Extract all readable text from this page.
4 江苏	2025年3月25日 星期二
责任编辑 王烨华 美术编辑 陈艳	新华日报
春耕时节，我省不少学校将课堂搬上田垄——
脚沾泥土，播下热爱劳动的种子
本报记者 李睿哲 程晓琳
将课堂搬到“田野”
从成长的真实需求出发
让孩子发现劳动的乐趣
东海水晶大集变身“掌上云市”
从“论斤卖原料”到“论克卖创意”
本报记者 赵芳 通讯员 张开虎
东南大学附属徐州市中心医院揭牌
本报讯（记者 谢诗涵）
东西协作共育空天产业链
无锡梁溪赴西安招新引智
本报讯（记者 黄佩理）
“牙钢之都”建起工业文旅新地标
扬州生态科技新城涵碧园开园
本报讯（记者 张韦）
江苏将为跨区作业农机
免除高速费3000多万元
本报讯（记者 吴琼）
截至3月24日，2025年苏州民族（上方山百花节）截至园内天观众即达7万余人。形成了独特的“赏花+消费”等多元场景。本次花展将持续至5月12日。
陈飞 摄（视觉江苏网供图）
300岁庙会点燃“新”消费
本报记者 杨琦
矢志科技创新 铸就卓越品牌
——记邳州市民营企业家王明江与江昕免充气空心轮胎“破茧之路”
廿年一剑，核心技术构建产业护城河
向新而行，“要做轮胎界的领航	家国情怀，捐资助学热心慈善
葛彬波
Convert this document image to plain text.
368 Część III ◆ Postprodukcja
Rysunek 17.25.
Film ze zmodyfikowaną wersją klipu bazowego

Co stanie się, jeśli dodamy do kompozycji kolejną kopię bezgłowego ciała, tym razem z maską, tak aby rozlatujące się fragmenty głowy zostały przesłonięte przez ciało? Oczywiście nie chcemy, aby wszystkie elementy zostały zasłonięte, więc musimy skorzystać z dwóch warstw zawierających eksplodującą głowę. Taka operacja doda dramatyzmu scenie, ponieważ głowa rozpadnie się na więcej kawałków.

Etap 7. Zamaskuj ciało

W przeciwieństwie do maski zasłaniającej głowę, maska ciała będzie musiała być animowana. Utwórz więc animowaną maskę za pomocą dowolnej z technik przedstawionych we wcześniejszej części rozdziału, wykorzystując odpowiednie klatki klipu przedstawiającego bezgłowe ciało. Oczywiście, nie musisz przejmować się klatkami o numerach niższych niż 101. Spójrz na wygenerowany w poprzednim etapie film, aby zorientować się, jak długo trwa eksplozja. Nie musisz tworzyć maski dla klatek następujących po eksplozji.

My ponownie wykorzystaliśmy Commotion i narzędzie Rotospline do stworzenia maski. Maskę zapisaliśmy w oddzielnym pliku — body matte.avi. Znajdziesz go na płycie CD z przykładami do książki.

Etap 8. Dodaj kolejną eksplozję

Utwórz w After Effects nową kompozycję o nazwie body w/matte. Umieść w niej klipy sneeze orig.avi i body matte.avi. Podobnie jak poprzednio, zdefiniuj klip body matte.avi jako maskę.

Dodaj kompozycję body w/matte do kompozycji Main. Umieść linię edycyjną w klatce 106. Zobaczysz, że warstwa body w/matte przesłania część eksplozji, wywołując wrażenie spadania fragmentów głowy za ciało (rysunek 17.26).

WRITTEN TASK =
Every line from the one containing "Convert this document image to plain text." through the end of the data must be repeated exactly, and no other line.

THE SOLUTION =
Convert this document image to plain text.
368 Część III ◆ Postprodukcja
Rysunek 17.25.
Film ze zmodyfikowaną wersją klipu bazowego

Co stanie się, jeśli dodamy do kompozycji kolejną kopię bezgłowego ciała, tym razem z maską, tak aby rozlatujące się fragmenty głowy zostały przesłonięte przez ciało? Oczywiście nie chcemy, aby wszystkie elementy zostały zasłonięte, więc musimy skorzystać z dwóch warstw zawierających eksplodującą głowę. Taka operacja doda dramatyzmu scenie, ponieważ głowa rozpadnie się na więcej kawałków.

Etap 7. Zamaskuj ciało

W przeciwieństwie do maski zasłaniającej głowę, maska ciała będzie musiała być animowana. Utwórz więc animowaną maskę za pomocą dowolnej z technik przedstawionych we wcześniejszej części rozdziału, wykorzystując odpowiednie klatki klipu przedstawiającego bezgłowe ciało. Oczywiście, nie musisz przejmować się klatkami o numerach niższych niż 101. Spójrz na wygenerowany w poprzednim etapie film, aby zorientować się, jak długo trwa eksplozja. Nie musisz tworzyć maski dla klatek następujących po eksplozji.

My ponownie wykorzystaliśmy Commotion i narzędzie Rotospline do stworzenia maski. Maskę zapisaliśmy w oddzielnym pliku — body matte.avi. Znajdziesz go na płycie CD z przykładami do książki.

Etap 8. Dodaj kolejną eksplozję

Utwórz w After Effects nową kompozycję o nazwie body w/matte. Umieść w niej klipy sneeze orig.avi i body matte.avi. Podobnie jak poprzednio, zdefiniuj klip body matte.avi jako maskę.

Dodaj kompozycję body w/matte do kompozycji Main. Umieść linię edycyjną w klatce 106. Zobaczysz, że warstwa body w/matte przesłania część eksplozji, wywołując wrażenie spadania fragmentów głowy za ciało (rysunek 17.26).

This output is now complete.